**所给文本:**
?

企業進入退出與制造業全要素生產率動態演化

2022-12-05 03:21胡長玉
關鍵詞:變動生產率要素

伯 娜,胡長玉

制造業是實體經濟的主體和技術創新的主戰場,其發展直接影響國家的綜合實力和國際競爭力。改革開放以來,中國利用土地、勞動力和政策等優勢實現了制造業的跨越式發展。然而,也應看到,當前中國制造業面臨勞動力優勢逐步減弱、對外技術依賴度較高和全要素生產率(TFP)增長乏力等現實問題。從國內環境看,黨的十九大報告指出我國已進入高質量發展階段,過去依靠要素驅動和以犧牲環境為代價的傳統發展模式已經難以為繼;從國際環境看,中國制造業面臨發達國家高端制造回流與發展中國家爭奪中低端制造轉移雙重壓力,特別是新冠肺炎疫情導致去全球化和國際經貿規則重構等問題加劇,使中國制造業發展面臨嚴峻挑戰,國內外環境約束增多,亟需培育和激發制造業高質量發展新動能。

李猛(2013)認為中國經濟減速90%的份額是由全要素生產率增速放緩所致,現有文獻對全要素生產率增長變動機制的研究更多是從要素錯配(Hsieh et al,2009)、政府干預(焦勇 等,2019)等視角展開。值得注意的是,近期越來越多的學者嘗試從企業進入退出方面探究對全要素生產率的影響(Asturias et al,2017;曲玥,2018;Hosono et al,2019)。根據中國工業企業數據發現,1999—2007年中國制造業企業的進入和退出行為十分頻繁,岳文(2017)認為該期間中國制造業企業的退出率處于9%~27%之間,進入率處于15%~68%之間。那么,中國制造業企業的進入退出行為究竟會對全要素生產率產生何種影響,作用途徑是什么?解答這些問題具有重要的理論和現實意義。

一、文獻綜述

新古典經濟增長理論和內生增長理論表明,一個地區的經濟增長主要由要素投入和技術進步決定。多國發展實踐卻表明,單純增加要素投入型的增長模式是粗放且不可持續的,要保持經濟增長的長期性和連續性,主要途徑是推動技術進步,提高技術進步在經濟增長中的貢獻度。作為技術進步的主要衡量指標,TFP的變動一直是學術界重要的關注點(蔡昉,2013)。圍繞全要素生產率變動展開的研究主要集中在兩個方面:宏觀層面,如周曉艷等(2009)測算了中國各地區的全要素生產率水平,發現東部地區最高,西部地區最低;傅曉霞等(2009)作了進一步分析,發現區域生產率增速差異是地區經濟發展差距擴大的主要原因;李蘭冰等(2015)則把全要素生產率分解為勞動生產率、資本生產率及能源生產率三部分,以此來探究中國的區域發展差距問題。微觀層面,魯曉東等(2012)運用多種方法核算中國主要工業企業的TFP,發現半參數方法相對更優;Brandt等(2012)根據中國工業企業數據庫數據測度出中國制造業生產率的增長率在1998—2007年間達到了年均近8%的水平。此外,學者們進一步研究了生產率增長的影響因素,如技術進步與TFP(李小平 等,2018;Feder,2018;Antonelli et al,2021)、要素配置與TFP(龔關 等,2013;Midrigan et al,2014;Restuccia et al,2017)。

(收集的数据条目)
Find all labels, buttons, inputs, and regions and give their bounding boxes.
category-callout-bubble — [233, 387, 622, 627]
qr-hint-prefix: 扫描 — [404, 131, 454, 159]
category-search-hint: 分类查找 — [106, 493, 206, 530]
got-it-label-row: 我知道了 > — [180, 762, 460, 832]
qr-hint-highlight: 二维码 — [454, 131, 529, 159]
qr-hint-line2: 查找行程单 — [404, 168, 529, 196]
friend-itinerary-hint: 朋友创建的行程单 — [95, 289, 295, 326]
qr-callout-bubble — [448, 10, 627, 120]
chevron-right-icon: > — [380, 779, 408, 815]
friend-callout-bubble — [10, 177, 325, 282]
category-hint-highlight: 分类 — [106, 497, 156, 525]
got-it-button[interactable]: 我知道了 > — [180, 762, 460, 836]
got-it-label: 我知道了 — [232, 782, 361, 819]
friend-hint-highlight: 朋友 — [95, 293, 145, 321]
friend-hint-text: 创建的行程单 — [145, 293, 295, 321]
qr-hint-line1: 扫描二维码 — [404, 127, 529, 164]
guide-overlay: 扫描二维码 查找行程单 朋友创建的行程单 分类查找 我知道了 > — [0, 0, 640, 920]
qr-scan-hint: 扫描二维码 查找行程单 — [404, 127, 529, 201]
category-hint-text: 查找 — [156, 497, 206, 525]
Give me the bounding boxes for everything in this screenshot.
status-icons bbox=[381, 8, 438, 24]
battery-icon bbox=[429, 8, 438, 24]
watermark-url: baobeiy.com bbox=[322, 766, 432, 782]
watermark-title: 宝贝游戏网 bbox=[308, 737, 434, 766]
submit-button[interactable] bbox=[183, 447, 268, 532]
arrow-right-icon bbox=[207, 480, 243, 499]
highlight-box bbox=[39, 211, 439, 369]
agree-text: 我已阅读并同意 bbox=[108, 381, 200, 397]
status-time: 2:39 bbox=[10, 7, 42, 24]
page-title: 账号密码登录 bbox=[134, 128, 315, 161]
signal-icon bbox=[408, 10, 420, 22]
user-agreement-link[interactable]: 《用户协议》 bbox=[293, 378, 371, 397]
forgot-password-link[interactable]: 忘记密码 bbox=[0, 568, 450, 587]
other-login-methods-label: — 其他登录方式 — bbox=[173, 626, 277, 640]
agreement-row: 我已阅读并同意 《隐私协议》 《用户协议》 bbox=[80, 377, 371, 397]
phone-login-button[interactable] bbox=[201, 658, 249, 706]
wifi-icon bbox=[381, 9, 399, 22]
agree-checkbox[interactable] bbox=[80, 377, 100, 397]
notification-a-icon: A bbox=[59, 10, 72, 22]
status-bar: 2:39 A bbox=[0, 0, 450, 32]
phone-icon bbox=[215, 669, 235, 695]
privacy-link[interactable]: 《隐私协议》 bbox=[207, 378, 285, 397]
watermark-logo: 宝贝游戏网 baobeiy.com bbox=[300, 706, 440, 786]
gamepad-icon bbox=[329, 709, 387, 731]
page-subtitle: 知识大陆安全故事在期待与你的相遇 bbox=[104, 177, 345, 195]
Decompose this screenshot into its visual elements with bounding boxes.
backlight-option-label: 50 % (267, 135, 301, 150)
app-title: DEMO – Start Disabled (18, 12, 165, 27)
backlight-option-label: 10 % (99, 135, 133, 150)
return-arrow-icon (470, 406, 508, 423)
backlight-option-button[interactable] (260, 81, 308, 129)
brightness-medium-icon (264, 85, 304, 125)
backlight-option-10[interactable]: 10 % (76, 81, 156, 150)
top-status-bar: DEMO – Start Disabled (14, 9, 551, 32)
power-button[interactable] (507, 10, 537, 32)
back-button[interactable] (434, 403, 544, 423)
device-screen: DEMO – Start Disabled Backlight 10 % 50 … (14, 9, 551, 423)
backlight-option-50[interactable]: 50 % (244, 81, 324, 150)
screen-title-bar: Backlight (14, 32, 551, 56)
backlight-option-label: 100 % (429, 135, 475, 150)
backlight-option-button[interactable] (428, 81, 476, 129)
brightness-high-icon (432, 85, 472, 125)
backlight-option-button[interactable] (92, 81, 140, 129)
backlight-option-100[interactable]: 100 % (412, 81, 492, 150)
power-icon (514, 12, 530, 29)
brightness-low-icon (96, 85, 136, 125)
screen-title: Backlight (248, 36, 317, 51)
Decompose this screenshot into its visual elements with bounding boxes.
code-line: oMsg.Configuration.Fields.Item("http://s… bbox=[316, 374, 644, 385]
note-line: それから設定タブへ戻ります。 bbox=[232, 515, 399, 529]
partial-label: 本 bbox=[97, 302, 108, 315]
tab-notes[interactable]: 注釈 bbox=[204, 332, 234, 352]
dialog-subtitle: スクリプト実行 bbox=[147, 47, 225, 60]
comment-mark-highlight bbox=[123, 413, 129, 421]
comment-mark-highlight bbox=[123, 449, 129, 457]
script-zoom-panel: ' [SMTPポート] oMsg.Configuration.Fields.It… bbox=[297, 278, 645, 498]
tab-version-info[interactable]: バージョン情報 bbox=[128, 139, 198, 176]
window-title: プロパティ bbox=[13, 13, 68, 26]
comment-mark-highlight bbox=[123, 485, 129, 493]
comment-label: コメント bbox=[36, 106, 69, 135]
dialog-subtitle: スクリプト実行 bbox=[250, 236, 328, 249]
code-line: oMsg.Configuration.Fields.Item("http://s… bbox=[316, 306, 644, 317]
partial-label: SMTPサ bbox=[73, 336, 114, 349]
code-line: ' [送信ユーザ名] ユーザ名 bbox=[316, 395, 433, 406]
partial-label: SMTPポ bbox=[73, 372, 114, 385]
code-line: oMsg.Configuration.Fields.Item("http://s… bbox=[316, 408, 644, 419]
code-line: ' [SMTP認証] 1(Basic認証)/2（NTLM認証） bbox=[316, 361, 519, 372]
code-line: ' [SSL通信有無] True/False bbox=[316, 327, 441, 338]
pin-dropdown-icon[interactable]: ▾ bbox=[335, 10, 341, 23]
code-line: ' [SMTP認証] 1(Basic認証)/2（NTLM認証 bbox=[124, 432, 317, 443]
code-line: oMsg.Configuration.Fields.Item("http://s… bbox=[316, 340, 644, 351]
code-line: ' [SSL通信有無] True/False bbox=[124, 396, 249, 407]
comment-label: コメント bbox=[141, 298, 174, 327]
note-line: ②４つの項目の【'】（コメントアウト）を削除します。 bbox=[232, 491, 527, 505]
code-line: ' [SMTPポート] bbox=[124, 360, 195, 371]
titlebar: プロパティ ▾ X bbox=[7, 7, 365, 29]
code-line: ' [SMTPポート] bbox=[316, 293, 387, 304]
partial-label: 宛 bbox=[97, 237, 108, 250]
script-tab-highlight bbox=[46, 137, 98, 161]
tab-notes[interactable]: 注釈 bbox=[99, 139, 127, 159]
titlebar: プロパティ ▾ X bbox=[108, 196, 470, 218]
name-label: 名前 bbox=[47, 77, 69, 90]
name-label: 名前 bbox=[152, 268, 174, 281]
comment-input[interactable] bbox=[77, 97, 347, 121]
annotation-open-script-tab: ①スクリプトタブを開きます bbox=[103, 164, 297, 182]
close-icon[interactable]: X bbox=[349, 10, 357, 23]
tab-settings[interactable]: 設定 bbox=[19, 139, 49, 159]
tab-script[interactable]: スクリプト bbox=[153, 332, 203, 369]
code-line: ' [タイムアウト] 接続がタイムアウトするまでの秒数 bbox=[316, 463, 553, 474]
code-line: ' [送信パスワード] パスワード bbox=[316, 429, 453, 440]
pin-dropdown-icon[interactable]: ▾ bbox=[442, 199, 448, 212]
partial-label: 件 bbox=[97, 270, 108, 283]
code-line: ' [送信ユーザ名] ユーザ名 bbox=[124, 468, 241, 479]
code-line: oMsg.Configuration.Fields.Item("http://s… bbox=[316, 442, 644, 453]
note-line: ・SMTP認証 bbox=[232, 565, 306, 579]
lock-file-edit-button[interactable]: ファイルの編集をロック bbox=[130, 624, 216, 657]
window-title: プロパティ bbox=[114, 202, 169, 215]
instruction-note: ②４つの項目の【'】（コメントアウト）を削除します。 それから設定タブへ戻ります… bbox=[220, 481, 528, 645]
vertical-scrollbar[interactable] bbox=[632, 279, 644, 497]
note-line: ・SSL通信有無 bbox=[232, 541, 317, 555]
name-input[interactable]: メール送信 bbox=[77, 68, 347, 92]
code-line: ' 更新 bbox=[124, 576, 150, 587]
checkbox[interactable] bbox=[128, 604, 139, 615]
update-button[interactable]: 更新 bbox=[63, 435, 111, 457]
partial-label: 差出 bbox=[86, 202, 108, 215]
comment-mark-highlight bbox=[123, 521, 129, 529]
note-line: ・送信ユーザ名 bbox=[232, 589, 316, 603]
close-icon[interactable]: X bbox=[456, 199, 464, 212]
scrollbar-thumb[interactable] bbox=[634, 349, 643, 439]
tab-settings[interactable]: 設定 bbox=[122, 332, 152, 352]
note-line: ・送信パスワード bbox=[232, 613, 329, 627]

**简短任务:**
请根据关于制造业全要素生产率的文章回答:
1. 岳文(2017)认为1999—2007年中国制造业企业的退出率处于什么区间?
2. 周晓艳等(2009)发现哪个地区的全要素生产率最高,哪个最低?
3. Brandt等(2012)测度出1998—2007年间中国制造业生产率的年均增长率接近多少?

**完整答案:**
1. 9%~27%之间。
2. 东部地区最高,西部地区最低。
3. 接近8%。